[TASK STATEMENT]
Check each line below for "xlabel" and report how many have it, nothing else.

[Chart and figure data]
↓

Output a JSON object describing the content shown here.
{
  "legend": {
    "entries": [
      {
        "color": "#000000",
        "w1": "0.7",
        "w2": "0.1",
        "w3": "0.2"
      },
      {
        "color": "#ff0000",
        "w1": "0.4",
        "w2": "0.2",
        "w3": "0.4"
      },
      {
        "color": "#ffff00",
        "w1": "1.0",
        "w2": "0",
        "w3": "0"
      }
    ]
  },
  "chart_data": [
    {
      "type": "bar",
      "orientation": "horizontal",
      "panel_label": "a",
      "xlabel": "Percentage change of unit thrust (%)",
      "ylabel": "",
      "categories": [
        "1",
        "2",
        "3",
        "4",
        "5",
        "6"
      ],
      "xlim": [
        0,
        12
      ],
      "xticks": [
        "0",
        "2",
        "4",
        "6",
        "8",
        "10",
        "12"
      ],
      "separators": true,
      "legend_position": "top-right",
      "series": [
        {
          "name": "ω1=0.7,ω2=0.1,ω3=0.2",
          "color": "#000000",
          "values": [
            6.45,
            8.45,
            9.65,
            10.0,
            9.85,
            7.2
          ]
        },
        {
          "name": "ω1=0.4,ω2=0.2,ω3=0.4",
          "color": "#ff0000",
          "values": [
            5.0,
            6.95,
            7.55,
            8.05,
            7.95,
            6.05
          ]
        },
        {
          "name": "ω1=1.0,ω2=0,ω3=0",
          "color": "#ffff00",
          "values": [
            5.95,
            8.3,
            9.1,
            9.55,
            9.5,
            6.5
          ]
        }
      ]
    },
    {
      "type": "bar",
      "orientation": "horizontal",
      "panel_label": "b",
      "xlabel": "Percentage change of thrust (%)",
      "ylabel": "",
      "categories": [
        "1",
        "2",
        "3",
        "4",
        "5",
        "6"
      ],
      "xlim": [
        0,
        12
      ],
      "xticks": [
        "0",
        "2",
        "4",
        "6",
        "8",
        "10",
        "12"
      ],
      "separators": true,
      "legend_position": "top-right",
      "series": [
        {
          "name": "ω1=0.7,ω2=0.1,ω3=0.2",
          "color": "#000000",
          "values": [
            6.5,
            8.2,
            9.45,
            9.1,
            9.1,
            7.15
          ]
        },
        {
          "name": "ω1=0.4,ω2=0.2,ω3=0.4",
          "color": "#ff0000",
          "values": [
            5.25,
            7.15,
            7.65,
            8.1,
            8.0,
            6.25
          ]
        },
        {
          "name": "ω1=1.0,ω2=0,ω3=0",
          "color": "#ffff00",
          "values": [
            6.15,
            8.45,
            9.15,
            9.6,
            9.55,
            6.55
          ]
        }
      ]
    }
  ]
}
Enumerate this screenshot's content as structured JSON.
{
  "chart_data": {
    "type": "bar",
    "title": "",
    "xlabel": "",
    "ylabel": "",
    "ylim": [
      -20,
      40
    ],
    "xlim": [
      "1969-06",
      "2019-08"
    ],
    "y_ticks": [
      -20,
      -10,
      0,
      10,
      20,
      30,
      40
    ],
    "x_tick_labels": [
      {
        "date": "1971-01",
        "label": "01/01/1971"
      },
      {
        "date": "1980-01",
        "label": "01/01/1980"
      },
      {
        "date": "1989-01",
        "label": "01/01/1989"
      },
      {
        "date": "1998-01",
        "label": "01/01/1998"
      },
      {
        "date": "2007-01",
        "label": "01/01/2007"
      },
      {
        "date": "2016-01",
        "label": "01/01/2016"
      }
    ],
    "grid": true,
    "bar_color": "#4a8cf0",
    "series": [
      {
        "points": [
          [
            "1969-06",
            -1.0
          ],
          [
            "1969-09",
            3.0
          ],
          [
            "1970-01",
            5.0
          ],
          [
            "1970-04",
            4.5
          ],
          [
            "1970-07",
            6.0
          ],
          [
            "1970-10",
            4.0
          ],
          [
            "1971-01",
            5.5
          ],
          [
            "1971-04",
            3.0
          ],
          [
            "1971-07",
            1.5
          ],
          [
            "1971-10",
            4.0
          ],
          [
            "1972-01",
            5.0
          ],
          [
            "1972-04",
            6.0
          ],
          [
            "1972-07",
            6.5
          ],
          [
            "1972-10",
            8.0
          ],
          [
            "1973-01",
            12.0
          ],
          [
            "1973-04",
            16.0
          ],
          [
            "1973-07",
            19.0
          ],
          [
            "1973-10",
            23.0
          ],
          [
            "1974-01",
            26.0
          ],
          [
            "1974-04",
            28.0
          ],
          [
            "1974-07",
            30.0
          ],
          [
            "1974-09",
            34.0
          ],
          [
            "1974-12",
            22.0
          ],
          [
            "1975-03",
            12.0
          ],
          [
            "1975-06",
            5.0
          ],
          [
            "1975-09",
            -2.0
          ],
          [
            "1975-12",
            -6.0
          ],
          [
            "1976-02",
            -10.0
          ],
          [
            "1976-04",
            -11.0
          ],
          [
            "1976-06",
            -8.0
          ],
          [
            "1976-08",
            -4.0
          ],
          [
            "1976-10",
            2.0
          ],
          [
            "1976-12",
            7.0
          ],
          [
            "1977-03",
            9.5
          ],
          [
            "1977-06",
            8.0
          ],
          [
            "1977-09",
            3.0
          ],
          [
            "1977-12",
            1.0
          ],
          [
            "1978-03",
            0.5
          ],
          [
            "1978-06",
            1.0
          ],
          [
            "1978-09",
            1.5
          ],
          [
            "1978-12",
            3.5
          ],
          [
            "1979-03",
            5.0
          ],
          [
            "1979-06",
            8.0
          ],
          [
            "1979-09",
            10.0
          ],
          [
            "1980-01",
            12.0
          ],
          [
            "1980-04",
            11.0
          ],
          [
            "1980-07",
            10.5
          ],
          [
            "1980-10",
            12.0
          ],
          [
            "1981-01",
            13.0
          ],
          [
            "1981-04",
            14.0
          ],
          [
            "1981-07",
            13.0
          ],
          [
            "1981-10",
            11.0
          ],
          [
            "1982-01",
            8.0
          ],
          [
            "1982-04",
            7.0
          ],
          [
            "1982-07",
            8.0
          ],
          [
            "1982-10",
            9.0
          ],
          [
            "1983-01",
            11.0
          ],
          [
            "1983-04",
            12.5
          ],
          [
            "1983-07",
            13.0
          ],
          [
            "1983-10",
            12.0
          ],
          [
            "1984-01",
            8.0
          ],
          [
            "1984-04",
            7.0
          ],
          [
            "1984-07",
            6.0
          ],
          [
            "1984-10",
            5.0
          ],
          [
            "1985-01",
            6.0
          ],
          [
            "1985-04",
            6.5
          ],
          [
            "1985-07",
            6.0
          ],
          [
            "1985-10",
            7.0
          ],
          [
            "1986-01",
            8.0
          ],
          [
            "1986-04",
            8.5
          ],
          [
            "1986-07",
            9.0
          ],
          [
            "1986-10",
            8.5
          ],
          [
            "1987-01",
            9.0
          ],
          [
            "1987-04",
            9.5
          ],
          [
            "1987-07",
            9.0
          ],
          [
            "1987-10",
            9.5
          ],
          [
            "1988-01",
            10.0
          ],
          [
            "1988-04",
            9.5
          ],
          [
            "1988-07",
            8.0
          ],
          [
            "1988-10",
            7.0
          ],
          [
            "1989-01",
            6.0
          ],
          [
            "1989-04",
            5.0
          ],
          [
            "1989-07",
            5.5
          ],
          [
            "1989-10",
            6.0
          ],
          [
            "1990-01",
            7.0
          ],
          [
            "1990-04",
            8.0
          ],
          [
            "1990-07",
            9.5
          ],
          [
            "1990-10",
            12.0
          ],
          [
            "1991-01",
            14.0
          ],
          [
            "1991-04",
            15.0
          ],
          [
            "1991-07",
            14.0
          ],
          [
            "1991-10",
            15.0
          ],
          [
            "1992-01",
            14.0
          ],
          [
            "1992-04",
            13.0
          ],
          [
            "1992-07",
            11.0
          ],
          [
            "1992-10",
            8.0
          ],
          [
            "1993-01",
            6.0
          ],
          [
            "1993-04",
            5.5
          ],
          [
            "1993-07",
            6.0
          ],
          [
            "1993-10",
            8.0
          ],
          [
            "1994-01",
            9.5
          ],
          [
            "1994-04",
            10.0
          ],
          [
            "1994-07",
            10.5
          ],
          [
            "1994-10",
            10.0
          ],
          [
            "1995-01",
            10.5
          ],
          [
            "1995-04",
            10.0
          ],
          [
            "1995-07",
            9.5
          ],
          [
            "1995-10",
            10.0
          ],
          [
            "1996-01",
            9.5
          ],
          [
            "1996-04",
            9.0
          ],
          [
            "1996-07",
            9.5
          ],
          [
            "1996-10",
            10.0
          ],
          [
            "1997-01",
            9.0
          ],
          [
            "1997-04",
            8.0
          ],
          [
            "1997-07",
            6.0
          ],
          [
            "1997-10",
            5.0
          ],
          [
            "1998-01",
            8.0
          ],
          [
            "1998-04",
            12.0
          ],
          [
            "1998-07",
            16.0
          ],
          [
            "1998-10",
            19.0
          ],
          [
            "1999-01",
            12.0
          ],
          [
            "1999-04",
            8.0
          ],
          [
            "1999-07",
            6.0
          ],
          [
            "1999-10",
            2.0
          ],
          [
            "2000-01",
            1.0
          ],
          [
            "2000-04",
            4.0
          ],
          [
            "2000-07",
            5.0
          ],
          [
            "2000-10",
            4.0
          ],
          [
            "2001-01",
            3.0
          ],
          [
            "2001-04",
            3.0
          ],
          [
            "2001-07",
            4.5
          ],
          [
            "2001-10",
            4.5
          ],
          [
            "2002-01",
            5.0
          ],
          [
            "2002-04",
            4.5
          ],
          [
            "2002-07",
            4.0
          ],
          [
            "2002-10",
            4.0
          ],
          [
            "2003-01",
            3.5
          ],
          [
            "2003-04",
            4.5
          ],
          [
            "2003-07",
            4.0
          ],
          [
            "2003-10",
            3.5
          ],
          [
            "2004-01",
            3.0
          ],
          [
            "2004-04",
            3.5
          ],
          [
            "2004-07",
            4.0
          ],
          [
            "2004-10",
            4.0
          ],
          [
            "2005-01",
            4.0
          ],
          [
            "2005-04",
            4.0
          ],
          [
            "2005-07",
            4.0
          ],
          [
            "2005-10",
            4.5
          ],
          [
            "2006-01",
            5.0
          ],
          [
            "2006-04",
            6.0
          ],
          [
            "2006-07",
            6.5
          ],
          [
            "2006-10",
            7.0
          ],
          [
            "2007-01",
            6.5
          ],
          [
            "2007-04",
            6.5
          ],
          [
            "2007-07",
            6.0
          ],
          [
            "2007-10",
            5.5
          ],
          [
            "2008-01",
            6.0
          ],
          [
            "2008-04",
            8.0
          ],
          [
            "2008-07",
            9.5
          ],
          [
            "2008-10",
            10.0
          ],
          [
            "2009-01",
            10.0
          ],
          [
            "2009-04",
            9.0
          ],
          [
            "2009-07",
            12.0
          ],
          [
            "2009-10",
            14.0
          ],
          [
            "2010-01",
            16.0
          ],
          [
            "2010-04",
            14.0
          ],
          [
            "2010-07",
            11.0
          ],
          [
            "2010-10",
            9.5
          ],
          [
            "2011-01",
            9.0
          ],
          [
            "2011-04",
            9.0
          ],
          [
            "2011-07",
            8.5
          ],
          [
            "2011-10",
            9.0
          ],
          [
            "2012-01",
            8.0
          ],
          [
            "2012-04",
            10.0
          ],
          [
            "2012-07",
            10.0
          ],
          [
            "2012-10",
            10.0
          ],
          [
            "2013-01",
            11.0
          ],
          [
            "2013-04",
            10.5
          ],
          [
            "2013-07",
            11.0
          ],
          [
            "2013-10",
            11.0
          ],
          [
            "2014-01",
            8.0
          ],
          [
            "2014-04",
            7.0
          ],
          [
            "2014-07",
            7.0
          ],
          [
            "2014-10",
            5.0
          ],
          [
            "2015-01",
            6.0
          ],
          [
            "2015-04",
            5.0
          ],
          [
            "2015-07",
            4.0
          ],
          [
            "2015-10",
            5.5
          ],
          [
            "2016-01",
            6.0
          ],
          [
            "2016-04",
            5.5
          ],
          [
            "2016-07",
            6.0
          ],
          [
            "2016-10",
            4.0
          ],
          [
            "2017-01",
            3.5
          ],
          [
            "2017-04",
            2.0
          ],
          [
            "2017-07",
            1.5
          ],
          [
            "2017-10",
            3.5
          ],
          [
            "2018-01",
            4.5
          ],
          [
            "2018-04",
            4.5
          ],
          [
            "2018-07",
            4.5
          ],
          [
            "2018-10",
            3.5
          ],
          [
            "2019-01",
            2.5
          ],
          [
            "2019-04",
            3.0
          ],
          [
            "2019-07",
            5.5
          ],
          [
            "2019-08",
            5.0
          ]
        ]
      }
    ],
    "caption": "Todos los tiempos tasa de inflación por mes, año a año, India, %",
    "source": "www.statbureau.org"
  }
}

↑

[CORRECT ANSWER]
3